> Collected data
>>>>>
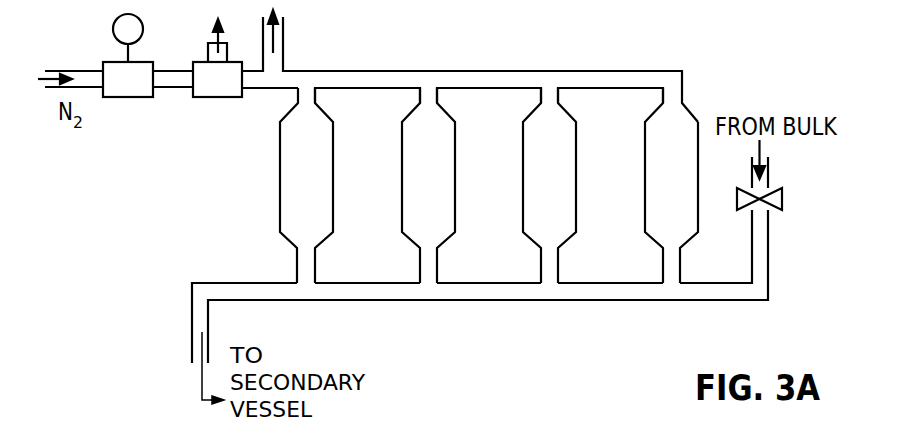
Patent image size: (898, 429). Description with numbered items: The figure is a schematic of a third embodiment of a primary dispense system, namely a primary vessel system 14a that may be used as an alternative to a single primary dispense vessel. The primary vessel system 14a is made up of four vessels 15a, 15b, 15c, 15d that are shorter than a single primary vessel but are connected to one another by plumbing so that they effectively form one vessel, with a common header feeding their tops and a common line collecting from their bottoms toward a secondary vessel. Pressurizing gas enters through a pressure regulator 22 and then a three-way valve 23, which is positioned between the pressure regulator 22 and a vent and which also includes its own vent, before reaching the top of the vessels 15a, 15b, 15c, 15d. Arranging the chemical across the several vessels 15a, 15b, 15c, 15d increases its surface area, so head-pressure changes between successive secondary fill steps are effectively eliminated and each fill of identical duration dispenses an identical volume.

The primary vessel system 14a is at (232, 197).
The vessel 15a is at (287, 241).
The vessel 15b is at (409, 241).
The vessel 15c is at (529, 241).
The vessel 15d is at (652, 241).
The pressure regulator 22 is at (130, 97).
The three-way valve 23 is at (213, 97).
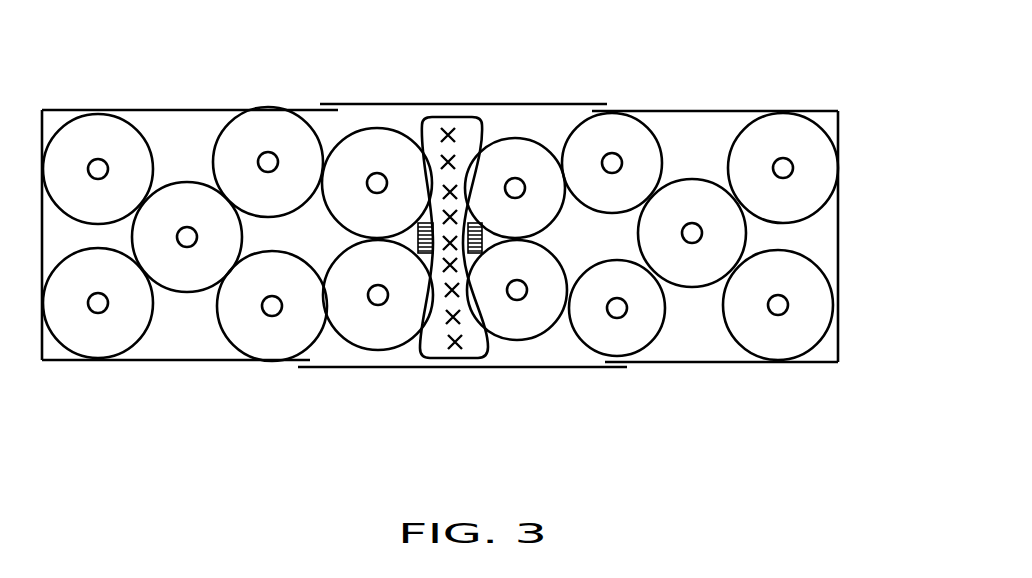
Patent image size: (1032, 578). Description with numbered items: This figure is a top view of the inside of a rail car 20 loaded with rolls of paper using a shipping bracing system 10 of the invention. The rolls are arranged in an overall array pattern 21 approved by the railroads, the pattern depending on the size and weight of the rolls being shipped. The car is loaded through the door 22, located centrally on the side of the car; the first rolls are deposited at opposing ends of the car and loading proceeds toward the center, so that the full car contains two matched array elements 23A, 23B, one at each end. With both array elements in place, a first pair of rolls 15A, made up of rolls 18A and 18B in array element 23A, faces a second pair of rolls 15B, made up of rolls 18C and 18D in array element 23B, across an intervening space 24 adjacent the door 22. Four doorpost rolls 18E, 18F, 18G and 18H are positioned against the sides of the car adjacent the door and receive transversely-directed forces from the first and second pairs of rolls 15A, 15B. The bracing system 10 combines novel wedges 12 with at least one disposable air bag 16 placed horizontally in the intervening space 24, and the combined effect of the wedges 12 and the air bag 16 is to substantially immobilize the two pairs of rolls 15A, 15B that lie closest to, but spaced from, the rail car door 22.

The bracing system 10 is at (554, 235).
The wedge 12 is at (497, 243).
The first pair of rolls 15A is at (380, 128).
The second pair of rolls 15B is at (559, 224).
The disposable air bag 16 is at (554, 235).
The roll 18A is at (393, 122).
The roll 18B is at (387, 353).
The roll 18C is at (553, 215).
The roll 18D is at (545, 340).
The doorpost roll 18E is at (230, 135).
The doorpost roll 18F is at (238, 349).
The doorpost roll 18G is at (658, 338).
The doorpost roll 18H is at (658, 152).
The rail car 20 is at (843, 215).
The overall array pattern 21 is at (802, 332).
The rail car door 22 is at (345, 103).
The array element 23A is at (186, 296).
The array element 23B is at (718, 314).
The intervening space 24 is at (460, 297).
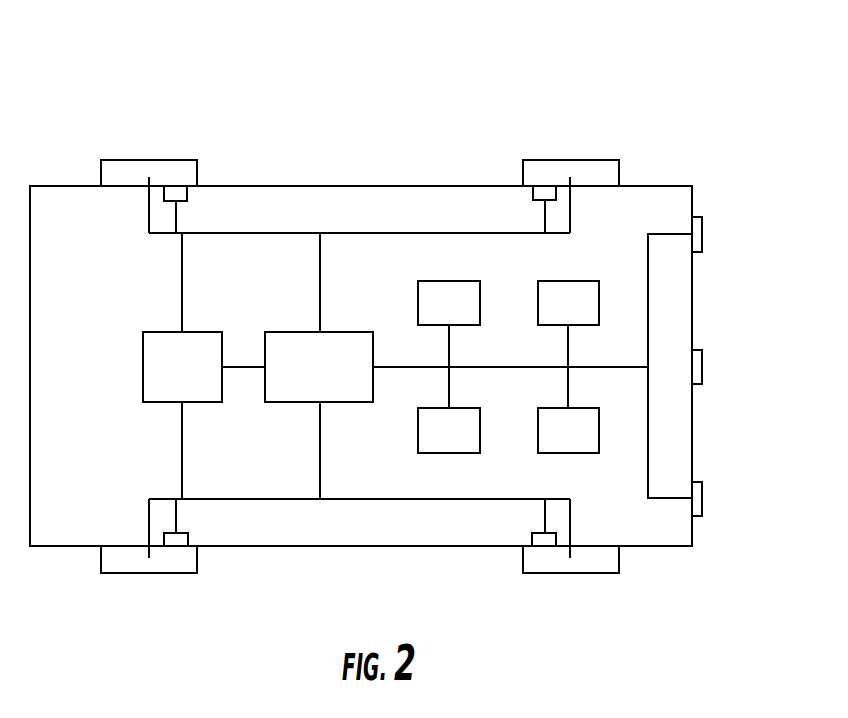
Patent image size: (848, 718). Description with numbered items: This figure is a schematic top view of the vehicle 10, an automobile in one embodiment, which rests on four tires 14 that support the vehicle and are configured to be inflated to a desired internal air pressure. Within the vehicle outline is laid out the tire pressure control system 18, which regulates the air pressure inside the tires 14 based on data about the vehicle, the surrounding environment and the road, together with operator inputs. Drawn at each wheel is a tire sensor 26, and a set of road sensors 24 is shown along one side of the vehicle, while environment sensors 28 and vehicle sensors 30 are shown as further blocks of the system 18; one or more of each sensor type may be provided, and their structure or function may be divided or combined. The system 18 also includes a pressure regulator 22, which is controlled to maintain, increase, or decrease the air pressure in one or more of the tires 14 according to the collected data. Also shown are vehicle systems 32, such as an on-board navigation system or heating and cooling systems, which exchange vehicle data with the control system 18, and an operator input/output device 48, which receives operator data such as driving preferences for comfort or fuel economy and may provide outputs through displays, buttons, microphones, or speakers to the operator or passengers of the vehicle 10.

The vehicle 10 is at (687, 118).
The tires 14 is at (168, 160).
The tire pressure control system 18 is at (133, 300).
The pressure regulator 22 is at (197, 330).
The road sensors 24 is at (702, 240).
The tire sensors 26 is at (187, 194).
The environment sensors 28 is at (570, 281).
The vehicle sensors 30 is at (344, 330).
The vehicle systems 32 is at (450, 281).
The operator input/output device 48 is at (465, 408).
<<<<<
> Task instructions
Copy all of the records above word for word, leaving the pictures out of your answer.

> Result for this exercise
Patent image size: (898, 429). Description with numbered items: The figure is a schematic of a third embodiment of a primary dispense system, namely a primary vessel system 14a that may be used as an alternative to a single primary dispense vessel. The primary vessel system 14a is made up of four vessels 15a, 15b, 15c, 15d that are shorter than a single primary vessel but are connected to one another by plumbing so that they effectively form one vessel, with a common header feeding their tops and a common line collecting from their bottoms toward a secondary vessel. Pressurizing gas enters through a pressure regulator 22 and then a three-way valve 23, which is positioned between the pressure regulator 22 and a vent and which also includes its own vent, before reaching the top of the vessels 15a, 15b, 15c, 15d. Arranging the chemical across the several vessels 15a, 15b, 15c, 15d increases its surface area, so head-pressure changes between successive secondary fill steps are effectively eliminated and each fill of identical duration dispenses an identical volume.

The primary vessel system 14a is at (232, 197).
The vessel 15a is at (287, 241).
The vessel 15b is at (409, 241).
The vessel 15c is at (529, 241).
The vessel 15d is at (652, 241).
The pressure regulator 22 is at (130, 97).
The three-way valve 23 is at (213, 97).
Patent image size: (1032, 578). Description with numbered items: This figure is a top view of the inside of a rail car 20 loaded with rolls of paper using a shipping bracing system 10 of the invention. The rolls are arranged in an overall array pattern 21 approved by the railroads, the pattern depending on the size and weight of the rolls being shipped. The car is loaded through the door 22, located centrally on the side of the car; the first rolls are deposited at opposing ends of the car and loading proceeds toward the center, so that the full car contains two matched array elements 23A, 23B, one at each end. With both array elements in place, a first pair of rolls 15A, made up of rolls 18A and 18B in array element 23A, faces a second pair of rolls 15B, made up of rolls 18C and 18D in array element 23B, across an intervening space 24 adjacent the door 22. Four doorpost rolls 18E, 18F, 18G and 18H are positioned against the sides of the car adjacent the door and receive transversely-directed forces from the first and second pairs of rolls 15A, 15B. The bracing system 10 combines novel wedges 12 with at least one disposable air bag 16 placed horizontally in the intervening space 24, and the combined effect of the wedges 12 and the air bag 16 is to substantially immobilize the two pairs of rolls 15A, 15B that lie closest to, but spaced from, the rail car door 22.

The bracing system 10 is at (554, 235).
The wedge 12 is at (497, 243).
The first pair of rolls 15A is at (380, 128).
The second pair of rolls 15B is at (559, 224).
The disposable air bag 16 is at (554, 235).
The roll 18A is at (393, 122).
The roll 18B is at (387, 353).
The roll 18C is at (553, 215).
The roll 18D is at (545, 340).
The doorpost roll 18E is at (230, 135).
The doorpost roll 18F is at (238, 349).
The doorpost roll 18G is at (658, 338).
The doorpost roll 18H is at (658, 152).
The rail car 20 is at (843, 215).
The overall array pattern 21 is at (802, 332).
The rail car door 22 is at (345, 103).
The array element 23A is at (186, 296).
The array element 23B is at (718, 314).
The intervening space 24 is at (460, 297).
Patent image size: (848, 718). Description with numbered items: This figure is a schematic top view of the vehicle 10, an automobile in one embodiment, which rests on four tires 14 that support the vehicle and are configured to be inflated to a desired internal air pressure. Within the vehicle outline is laid out the tire pressure control system 18, which regulates the air pressure inside the tires 14 based on data about the vehicle, the surrounding environment and the road, together with operator inputs. Drawn at each wheel is a tire sensor 26, and a set of road sensors 24 is shown along one side of the vehicle, while environment sensors 28 and vehicle sensors 30 are shown as further blocks of the system 18; one or more of each sensor type may be provided, and their structure or function may be divided or combined. The system 18 also includes a pressure regulator 22, which is controlled to maintain, increase, or decrease the air pressure in one or more of the tires 14 according to the collected data. Also shown are vehicle systems 32, such as an on-board navigation system or heating and cooling systems, which exchange vehicle data with the control system 18, and an operator input/output device 48, which receives operator data such as driving preferences for comfort or fuel economy and may provide outputs through displays, buttons, microphones, or speakers to the operator or passengers of the vehicle 10.

The vehicle 10 is at (687, 118).
The tires 14 is at (168, 160).
The tire pressure control system 18 is at (133, 300).
The pressure regulator 22 is at (197, 330).
The road sensors 24 is at (702, 240).
The tire sensors 26 is at (187, 194).
The environment sensors 28 is at (570, 281).
The vehicle sensors 30 is at (344, 330).
The vehicle systems 32 is at (450, 281).
The operator input/output device 48 is at (465, 408).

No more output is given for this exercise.